**SET PROBLEM:**
Please retype the records below exactly, leaving out any pictures.

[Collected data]
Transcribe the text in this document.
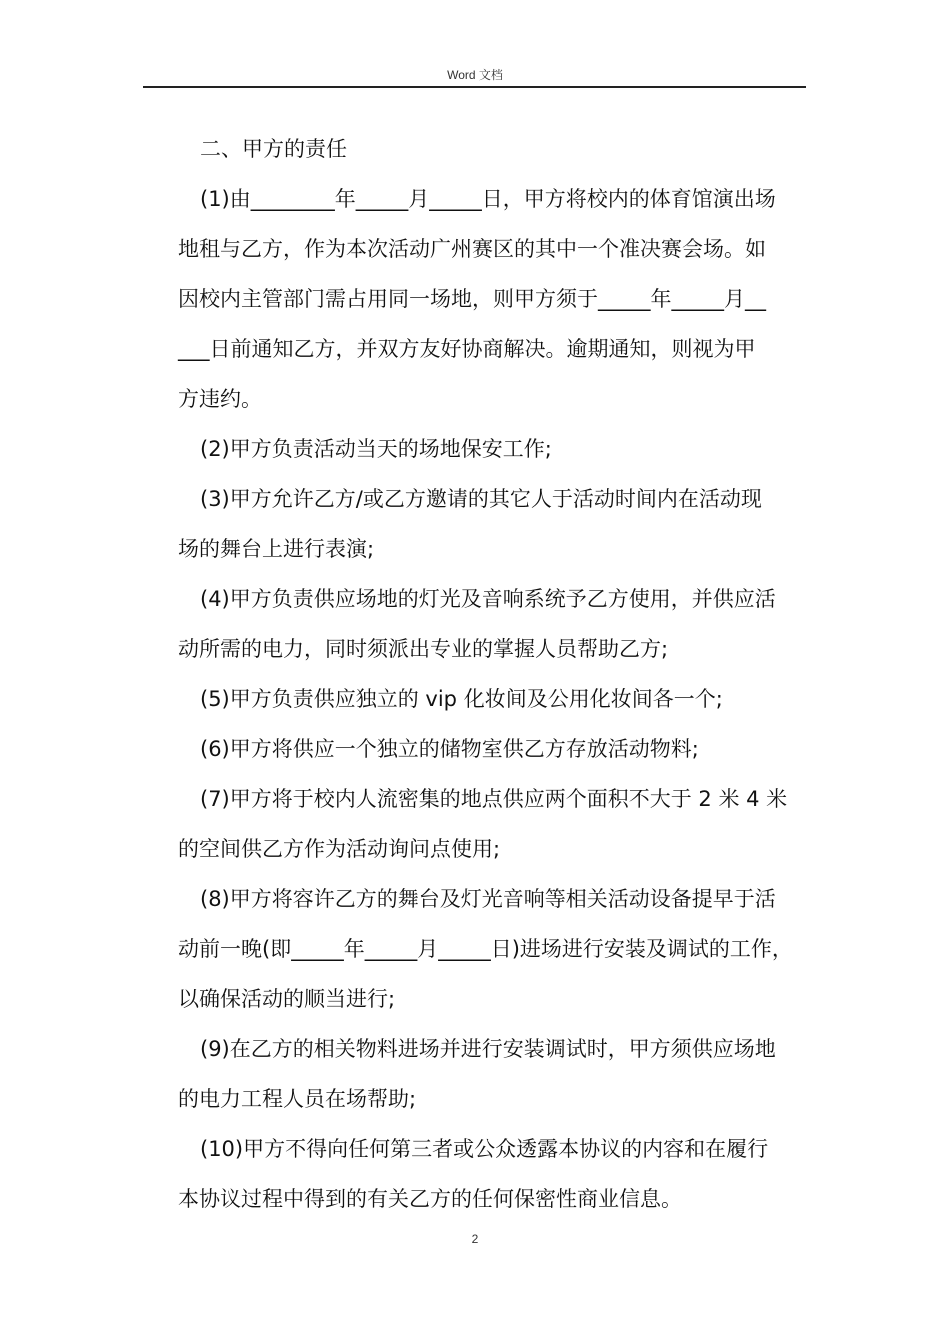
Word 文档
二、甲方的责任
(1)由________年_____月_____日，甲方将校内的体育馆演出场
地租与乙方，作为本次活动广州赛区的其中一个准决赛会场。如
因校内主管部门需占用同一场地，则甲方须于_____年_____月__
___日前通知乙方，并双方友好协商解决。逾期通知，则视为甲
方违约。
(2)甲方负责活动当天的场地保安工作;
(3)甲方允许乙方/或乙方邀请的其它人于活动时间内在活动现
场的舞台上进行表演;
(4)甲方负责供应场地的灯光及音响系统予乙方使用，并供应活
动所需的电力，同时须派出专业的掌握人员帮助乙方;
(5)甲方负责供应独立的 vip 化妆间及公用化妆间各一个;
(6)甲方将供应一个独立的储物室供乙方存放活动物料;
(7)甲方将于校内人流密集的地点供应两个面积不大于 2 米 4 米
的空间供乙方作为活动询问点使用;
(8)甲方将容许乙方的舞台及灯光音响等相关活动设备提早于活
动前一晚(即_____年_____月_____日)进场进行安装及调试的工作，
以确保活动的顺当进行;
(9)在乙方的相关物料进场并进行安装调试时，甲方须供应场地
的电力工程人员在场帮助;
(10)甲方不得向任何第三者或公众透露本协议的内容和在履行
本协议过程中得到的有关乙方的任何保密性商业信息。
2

**TASK SOLUTION:**
Transcribe the text in this document.
Word 文档
二、甲方的责任
(1)由________年_____月_____日，甲方将校内的体育馆演出场
地租与乙方，作为本次活动广州赛区的其中一个准决赛会场。如
因校内主管部门需占用同一场地，则甲方须于_____年_____月__
___日前通知乙方，并双方友好协商解决。逾期通知，则视为甲
方违约。
(2)甲方负责活动当天的场地保安工作;
(3)甲方允许乙方/或乙方邀请的其它人于活动时间内在活动现
场的舞台上进行表演;
(4)甲方负责供应场地的灯光及音响系统予乙方使用，并供应活
动所需的电力，同时须派出专业的掌握人员帮助乙方;
(5)甲方负责供应独立的 vip 化妆间及公用化妆间各一个;
(6)甲方将供应一个独立的储物室供乙方存放活动物料;
(7)甲方将于校内人流密集的地点供应两个面积不大于 2 米 4 米
的空间供乙方作为活动询问点使用;
(8)甲方将容许乙方的舞台及灯光音响等相关活动设备提早于活
动前一晚(即_____年_____月_____日)进场进行安装及调试的工作，
以确保活动的顺当进行;
(9)在乙方的相关物料进场并进行安装调试时，甲方须供应场地
的电力工程人员在场帮助;
(10)甲方不得向任何第三者或公众透露本协议的内容和在履行
本协议过程中得到的有关乙方的任何保密性商业信息。
2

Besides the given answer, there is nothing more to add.